## THE REQUEST
Select from the data all lines with the word "content".

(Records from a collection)
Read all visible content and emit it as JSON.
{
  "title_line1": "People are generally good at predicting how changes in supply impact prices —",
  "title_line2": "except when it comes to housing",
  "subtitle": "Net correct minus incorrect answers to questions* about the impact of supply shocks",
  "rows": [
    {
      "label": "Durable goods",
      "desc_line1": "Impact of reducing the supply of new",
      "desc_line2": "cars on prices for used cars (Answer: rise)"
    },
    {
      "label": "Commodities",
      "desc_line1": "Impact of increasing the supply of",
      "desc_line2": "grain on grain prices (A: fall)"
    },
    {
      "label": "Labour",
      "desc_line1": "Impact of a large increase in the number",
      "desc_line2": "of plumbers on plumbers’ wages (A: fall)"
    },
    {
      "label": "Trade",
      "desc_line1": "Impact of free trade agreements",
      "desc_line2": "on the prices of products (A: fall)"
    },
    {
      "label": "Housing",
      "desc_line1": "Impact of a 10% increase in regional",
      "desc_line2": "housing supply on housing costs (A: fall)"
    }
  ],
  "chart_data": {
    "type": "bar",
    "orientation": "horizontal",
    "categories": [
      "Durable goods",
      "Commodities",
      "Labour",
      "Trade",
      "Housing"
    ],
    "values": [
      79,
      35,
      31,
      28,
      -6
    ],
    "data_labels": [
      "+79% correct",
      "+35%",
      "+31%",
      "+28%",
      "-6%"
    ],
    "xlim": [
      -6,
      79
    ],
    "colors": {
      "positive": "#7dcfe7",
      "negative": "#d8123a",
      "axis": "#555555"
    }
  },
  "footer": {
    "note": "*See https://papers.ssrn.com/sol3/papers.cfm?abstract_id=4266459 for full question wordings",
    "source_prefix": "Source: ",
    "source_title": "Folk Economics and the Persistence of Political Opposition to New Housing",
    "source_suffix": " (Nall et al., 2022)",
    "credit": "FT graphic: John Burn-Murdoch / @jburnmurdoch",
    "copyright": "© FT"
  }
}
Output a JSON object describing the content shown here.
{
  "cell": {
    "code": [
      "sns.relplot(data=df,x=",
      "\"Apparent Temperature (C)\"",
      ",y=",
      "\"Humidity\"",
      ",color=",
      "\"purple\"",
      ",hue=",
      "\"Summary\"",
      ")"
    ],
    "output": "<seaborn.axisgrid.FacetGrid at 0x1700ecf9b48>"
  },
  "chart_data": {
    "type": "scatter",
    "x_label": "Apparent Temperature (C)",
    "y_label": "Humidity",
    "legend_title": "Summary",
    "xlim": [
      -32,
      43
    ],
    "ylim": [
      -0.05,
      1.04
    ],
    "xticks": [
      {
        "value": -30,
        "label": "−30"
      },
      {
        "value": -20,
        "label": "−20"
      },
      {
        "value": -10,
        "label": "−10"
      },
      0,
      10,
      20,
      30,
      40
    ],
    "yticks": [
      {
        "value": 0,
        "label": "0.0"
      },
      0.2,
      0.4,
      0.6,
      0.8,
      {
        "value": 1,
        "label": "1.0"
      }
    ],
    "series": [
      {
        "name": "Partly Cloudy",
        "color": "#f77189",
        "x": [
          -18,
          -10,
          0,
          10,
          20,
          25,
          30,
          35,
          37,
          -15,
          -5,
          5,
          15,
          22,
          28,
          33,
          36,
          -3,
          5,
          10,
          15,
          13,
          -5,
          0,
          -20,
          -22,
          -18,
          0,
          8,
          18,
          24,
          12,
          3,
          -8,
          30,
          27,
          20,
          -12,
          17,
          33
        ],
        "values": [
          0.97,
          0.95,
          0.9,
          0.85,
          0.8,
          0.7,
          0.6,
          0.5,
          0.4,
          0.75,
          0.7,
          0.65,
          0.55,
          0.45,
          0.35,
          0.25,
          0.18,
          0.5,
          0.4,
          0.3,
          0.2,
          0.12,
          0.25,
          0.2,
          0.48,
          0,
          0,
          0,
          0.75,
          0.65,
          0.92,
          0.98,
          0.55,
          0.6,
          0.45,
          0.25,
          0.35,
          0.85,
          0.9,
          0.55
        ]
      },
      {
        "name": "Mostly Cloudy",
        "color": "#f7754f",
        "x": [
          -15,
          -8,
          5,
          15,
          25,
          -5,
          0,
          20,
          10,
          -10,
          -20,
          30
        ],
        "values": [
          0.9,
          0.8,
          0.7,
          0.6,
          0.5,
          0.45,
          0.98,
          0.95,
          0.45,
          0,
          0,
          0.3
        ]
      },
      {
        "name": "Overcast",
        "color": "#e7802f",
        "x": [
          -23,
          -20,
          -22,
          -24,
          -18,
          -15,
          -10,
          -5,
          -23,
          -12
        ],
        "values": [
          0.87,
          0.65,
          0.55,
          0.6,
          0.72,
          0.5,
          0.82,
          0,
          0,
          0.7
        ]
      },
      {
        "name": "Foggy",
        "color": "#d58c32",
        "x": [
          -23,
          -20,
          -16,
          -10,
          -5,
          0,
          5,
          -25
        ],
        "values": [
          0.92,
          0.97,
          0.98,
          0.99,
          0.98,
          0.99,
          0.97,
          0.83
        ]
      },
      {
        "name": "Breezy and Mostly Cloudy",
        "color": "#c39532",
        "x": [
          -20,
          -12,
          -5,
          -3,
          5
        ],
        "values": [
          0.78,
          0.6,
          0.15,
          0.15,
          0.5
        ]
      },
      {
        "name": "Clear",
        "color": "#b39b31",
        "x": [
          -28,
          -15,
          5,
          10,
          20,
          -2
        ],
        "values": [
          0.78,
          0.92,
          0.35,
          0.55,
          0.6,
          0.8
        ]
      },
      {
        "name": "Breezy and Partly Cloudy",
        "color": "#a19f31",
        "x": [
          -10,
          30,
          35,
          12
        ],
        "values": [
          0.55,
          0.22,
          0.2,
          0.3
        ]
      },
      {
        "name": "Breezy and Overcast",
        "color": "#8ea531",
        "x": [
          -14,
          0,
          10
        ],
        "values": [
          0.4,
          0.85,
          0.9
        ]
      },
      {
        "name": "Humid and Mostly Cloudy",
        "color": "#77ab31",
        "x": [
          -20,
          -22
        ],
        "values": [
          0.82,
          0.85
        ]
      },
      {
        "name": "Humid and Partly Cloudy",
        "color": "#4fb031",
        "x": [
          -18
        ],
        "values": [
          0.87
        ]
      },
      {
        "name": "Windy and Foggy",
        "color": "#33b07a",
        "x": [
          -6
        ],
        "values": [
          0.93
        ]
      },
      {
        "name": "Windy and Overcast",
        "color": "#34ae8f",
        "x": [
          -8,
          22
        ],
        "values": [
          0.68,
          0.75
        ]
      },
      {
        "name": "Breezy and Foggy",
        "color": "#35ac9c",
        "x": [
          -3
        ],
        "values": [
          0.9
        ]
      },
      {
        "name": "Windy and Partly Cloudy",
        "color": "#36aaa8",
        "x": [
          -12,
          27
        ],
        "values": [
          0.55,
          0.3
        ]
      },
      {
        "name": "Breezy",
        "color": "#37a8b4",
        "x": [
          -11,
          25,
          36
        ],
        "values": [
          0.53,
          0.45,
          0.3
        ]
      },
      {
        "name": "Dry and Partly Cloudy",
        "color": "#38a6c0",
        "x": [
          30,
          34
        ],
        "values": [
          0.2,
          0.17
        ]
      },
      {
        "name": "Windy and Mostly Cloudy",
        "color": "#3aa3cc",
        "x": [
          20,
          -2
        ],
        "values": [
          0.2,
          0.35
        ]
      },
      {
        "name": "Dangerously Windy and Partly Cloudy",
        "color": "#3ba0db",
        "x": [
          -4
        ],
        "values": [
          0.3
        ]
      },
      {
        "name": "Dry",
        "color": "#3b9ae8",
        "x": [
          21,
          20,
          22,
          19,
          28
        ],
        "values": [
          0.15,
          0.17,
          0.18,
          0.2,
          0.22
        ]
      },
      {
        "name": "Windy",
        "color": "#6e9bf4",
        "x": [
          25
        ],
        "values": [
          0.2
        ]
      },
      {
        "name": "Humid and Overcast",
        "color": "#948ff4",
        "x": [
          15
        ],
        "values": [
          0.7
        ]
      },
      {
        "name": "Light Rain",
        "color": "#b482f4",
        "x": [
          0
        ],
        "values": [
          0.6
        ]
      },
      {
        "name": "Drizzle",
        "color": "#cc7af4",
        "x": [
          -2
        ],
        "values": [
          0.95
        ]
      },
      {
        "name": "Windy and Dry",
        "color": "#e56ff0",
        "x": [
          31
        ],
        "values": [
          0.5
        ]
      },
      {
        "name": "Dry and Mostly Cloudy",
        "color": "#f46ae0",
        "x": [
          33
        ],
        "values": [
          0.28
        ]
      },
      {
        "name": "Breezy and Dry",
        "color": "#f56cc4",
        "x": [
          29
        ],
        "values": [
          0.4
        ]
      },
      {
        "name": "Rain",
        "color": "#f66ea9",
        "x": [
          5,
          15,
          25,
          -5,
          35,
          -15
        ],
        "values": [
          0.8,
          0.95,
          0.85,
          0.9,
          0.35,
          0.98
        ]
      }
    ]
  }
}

## FINAL RESULT
Read all visible content and emit it as JSON.
Output a JSON object describing the content shown here.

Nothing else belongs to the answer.